TASK INSTRUCTIONS ▸ Write out the passage of the Philotheos commentary below, starting with "But the enemy" and going on through "in destructive action?".

Restraint and Humility, St. Philotheos of Sinai, Philokalia, vol 3

Forty Texts on Watchfulness, #9-16

Philotheos has already told us that he will be focusing on the toughest and most nuanced sins of all, those committed on the noetic plane. This enemy is so subtle and so formidable that combatting it, requires constant watchfulness.

What do we, as modern men and women, think of as “enemy?”

“Sin” is often an unfamiliar and even repellant concept to us in the 21st century. We may define it as equivalent to a social or legal transgression, like murder, or we may vaguely associate it with archaic offences that are no longer considered “sinful.”

Philotheos approaches this concept with great psychological subtlety:

But the enemy in his turn tries to subvert this commandment by stirring up strife and thoughts of rancor and envy within us.

Who cannot relate to inner turmoil and fear? How often do persistent thoughts of resentment, anger, envy, self-pity, arrogance, ambition, or desire for control clutter our minds and gain momentum until they become obsessive and explode in destructive action?

DATA SECTION ▸
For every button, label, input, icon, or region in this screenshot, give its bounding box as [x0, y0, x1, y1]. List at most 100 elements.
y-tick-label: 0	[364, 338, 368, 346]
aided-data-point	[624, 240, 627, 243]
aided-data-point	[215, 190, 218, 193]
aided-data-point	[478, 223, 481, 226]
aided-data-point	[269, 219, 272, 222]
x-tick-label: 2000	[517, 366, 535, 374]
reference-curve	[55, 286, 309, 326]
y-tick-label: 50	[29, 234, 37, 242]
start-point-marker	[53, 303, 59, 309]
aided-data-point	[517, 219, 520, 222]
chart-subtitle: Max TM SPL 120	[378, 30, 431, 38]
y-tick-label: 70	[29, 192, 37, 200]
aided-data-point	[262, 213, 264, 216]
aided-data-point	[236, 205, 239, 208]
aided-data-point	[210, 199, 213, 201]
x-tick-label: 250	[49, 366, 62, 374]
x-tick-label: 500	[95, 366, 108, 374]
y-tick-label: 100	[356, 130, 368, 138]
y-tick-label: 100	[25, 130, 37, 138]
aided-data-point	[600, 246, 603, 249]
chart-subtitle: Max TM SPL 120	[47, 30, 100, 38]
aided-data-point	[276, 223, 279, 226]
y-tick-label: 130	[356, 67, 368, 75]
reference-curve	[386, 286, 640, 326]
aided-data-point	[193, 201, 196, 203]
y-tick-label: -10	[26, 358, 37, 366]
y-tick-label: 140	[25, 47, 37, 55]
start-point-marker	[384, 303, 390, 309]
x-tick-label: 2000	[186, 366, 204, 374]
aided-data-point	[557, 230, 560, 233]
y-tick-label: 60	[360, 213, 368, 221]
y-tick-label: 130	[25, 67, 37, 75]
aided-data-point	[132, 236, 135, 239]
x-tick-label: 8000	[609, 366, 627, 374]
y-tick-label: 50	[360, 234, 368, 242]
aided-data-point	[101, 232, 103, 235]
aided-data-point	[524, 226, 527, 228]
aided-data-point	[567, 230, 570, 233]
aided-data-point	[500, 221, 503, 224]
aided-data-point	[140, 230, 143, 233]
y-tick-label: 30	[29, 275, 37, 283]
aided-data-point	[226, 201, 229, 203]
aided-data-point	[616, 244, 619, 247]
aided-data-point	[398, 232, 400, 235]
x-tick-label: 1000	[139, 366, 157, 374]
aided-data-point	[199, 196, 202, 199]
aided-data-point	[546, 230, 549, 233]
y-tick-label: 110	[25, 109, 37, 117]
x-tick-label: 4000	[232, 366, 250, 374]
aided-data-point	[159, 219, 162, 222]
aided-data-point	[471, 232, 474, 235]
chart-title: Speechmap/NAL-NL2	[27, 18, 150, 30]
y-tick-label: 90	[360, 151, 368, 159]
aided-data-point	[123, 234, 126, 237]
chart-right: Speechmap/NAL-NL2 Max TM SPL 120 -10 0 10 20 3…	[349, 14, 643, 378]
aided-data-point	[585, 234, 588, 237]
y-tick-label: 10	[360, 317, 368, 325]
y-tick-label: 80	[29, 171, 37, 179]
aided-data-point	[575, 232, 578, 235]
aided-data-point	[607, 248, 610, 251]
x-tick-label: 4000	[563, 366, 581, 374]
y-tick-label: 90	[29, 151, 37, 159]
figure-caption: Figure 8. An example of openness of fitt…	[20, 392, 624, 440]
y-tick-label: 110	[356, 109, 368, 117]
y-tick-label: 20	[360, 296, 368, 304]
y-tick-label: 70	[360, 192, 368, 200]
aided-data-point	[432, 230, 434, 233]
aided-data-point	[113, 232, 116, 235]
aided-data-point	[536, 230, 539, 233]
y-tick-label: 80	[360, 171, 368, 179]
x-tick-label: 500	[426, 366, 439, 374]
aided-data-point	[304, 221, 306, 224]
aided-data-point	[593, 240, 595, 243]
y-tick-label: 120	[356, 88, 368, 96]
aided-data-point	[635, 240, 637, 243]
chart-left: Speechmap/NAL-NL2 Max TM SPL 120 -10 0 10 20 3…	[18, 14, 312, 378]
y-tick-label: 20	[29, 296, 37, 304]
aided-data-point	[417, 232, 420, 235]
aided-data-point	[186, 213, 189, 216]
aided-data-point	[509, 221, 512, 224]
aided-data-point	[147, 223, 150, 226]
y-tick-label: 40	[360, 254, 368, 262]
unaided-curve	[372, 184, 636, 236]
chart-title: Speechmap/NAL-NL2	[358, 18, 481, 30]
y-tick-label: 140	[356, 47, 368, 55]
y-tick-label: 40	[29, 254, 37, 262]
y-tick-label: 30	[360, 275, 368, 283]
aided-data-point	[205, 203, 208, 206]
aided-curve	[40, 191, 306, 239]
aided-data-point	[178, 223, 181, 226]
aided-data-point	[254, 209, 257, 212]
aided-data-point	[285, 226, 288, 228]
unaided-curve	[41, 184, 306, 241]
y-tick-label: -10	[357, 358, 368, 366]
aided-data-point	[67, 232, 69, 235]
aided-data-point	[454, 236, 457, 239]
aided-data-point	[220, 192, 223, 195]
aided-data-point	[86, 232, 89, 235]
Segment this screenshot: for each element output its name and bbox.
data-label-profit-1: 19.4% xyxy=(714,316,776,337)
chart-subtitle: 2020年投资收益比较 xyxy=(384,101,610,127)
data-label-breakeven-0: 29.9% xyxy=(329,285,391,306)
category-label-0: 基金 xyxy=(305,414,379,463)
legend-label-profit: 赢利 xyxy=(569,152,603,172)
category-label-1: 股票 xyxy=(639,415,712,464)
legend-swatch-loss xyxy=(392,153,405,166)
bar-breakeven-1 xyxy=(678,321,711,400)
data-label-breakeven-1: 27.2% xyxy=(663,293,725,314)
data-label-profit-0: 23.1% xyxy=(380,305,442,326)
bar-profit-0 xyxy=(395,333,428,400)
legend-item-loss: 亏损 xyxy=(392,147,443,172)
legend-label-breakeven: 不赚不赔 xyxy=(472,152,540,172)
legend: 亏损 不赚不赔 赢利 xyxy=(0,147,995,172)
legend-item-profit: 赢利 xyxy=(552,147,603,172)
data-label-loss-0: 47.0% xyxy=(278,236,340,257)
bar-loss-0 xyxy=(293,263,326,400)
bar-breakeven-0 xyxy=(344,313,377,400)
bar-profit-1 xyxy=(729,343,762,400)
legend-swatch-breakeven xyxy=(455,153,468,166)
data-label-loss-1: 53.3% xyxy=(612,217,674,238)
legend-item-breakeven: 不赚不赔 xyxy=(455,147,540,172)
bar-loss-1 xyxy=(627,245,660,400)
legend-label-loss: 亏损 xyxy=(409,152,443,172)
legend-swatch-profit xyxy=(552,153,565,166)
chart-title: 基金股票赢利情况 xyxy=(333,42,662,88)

OUTPUT OF THE EXERCISE ▸
But the enemy in his turn tries to subvert this commandment by stirring up strife and thoughts of rancor and envy within us.

Who cannot relate to inner turmoil and fear? How often do persistent thoughts of resentment, anger, envy, self-pity, arrogance, ambition, or desire for control clutter our minds and gain momentum until they become obsessive and explode in destructive action?